Podany tekst:
++++++++

I to mnie cieszy po tym patchu - Dziki Gon jest już nie tylko klimatyczny, ale także w miarę skuteczny (w miarę, ponieważ w okolicy 15 rangi efektywność spada).
 
el_ah;n9428971 said:
Właśnie przyznałeś krynico mądrości za 3 gr, że przed zmianami był lepszy. Zmienili tę kartę na gorsze.
Cóż za logika: karta przed patchem niegrywalna, karta po patchu jedna z najlepszych - uważa że zmieniona na gorsze.
 
Właśnie przyznałeś krynico mądrości za 3 gr, że przed zmianami był lepszy. Zmienili tę kartę na gorsze.

Masz bardzo wąskie postrzeganie tej karty. Sam Menno został ograniczony z niszczenia wszystkich szpiegów do jednego, jasne. Ale przedtem mógł niszczyć tylko tych szpiegów, których samemu się rzuciło, realnie wszystkiego max 20 punktów jeśli miałeś Menna, Cantarelle i dużo drobnicy na ręku. Teraz masz infiltratora i możesz dać "status" szpiega dowolnej karcie przeciwnika, choćby 20+, i ją zniszczyć. I co, chciałbyś zostawić ją tak jak była? W skrajnych sytuacjach mogłąby robić swing za 50-60 pkt. bez trudu. Taki paradoks, niby kartę osłabili, a jest lepsza. To tak jak trzech nie zawsze jest więcej niż jeden ;)
 
Tak mam do was pytanie co wam się najbardziej podoba/nie podoba w tym patchu? Jakie jednostki/strategie nie potrzebnie ulepszono, jakie wręcz odwrotnie ?

może zacznę od kilku swoich spostrzeżeń .

1.nie podobają mi się ciężkie nerfy talii, której daleko było do OP a mianowicie skelige pod ranienie przeciwników( topornicy).

potężny nerf topornikow sprawił że jest to chyba najsłabsza karta w grze... do tego nerf dowódcy i koral sprawia że ta talia prawdopodobnie nie będzie w ogóle pojawiać się w grze.

++++++++

Zapisy granic elementów
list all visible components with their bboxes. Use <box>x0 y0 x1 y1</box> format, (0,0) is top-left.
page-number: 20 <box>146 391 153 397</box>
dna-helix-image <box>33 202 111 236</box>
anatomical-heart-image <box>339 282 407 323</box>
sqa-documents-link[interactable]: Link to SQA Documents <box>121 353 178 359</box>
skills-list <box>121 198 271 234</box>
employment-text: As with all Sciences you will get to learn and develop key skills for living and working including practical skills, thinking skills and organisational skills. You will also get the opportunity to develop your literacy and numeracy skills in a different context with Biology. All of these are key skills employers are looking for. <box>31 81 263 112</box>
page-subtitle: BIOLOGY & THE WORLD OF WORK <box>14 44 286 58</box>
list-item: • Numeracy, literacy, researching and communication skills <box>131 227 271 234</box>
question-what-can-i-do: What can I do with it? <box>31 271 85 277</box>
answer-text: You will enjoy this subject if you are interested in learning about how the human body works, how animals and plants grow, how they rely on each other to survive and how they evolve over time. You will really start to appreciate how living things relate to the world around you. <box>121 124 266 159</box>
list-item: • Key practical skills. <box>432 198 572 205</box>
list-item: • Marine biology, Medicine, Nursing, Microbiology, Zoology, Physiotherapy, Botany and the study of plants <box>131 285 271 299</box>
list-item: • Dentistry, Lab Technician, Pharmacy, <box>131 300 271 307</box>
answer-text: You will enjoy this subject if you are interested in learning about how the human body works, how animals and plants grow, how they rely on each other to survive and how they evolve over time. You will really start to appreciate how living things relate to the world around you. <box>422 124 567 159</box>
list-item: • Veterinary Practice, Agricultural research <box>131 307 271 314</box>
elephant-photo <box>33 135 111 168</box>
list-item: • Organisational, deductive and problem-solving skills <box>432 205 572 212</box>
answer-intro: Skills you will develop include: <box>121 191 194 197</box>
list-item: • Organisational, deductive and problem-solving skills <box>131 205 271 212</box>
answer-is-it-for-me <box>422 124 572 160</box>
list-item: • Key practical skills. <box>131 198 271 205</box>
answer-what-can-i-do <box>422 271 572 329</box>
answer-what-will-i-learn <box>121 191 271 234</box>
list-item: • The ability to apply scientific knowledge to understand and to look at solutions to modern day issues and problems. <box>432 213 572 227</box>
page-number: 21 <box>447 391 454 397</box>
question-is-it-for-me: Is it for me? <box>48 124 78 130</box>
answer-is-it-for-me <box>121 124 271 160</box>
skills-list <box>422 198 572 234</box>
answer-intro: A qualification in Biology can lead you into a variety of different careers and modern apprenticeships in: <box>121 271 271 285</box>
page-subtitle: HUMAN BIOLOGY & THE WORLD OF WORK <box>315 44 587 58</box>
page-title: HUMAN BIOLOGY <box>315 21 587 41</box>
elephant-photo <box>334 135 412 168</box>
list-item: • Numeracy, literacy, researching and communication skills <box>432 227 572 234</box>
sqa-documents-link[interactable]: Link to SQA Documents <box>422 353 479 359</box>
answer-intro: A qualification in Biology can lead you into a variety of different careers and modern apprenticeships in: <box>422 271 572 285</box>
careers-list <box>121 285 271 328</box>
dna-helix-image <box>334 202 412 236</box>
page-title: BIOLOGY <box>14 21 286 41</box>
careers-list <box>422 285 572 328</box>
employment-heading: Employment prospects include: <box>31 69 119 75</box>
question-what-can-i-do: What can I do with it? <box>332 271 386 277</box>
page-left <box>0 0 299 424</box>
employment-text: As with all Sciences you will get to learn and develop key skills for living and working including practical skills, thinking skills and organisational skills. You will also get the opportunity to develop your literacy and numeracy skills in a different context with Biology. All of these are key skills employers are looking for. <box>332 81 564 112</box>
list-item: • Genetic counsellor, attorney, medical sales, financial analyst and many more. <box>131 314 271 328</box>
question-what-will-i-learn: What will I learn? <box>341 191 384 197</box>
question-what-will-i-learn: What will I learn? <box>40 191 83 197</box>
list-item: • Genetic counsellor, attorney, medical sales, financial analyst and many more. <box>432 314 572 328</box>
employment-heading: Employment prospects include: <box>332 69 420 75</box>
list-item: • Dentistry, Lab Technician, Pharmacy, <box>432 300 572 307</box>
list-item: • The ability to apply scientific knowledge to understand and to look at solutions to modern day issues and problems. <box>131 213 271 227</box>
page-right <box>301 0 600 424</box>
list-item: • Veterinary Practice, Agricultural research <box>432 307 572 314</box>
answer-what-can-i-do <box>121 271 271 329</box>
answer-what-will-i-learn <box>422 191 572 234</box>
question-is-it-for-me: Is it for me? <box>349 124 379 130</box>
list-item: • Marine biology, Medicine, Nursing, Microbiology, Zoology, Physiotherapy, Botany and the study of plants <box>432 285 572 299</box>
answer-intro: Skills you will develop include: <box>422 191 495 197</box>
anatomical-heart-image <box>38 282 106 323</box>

++++++++

Zadania do rozwiązania:
1. Przepisz jako listę numerowaną wiersze danych od pierwszego aż do wiersza z „skills-list <box>121 198 271 234</box>” włącznie, bez pustych linii.
2. Napisz dalszy ciąg tekstu o patchu do gry karcianej, zaczynając tuż po jego ostatnim zdaniu.

Odpowiedzi do zadań:
1.
1. list all visible components with their bboxes. Use <box>x0 y0 x1 y1</box> format, (0,0) is top-left.
2. page-number: 20 <box>146 391 153 397</box>
3. dna-helix-image <box>33 202 111 236</box>
4. anatomical-heart-image <box>339 282 407 323</box>
5. sqa-documents-link[interactable]: Link to SQA Documents <box>121 353 178 359</box>
6. skills-list <box>121 198 271 234</box>

2.
2. Obecnie strasznie mocne wydaje się ST. Szczególnie 2 jednostki wydają mi się za silne: brąz który ulepsza się za siłę wymienionej karty oraz ta ósemka, która dostaje +2 za każdym razem gdy inna karta zostaje zbufowana.

3. ogólnie nie uważam że interaktywne złote karty to coś złego, ale faktycznie złotka typu "triss zaklęcie motyli" powinny dostać solidnego bufa w postaci jakiejś odporności na dmg. Niekoniecznie musi być to pancerz...

moja propozycja taka triss dostaje "odporność 3"

Np taki "promień alzura" rani ją za 4, ale minimalna wartość obrażeń musi wynosić 1 czyli np katapulta zrani ją i tak za 1.

dodatkowo wydaje mi się złote karty powinny być odporne na działanie pogody. nie podoba mi się że gdy przeciwnik zasypie stół efektami pogody a ty nie posiadasz na ręce brzasku, nie masz wyboru i musisz obrywać albo się poddać.
w poprzednich patchach zawsze można było coś przykombinowac, wrzucić parę złotych kart teraz niestety wszystko sprowadza się do tego czy masz jak usunąć pogodę....





 
Nie wiem po co wymieniono umiejętności setnika ze zwiadowcą... Sensu żadnego w tym nie ma.
 
5ander5;n9435401 said:
Nie wiem po co wymieniono umiejętności setnika ze zwiadowcą... Sensu żadnego w tym nie ma.

Jest sens, bo zmieniła się umiejętność Henselta. Może on wyciągać Wsparcie, Maszynę lub Kaedweńczyków.
Zwiadowcy nimi nie są, więc ich nie wyciągnie i odpada myk grany przez KP w poprzednim patchu. Setnicy usuwają jedynie pogodę, więc nie opłaca się ich wyciągać hurtowo na początku tury.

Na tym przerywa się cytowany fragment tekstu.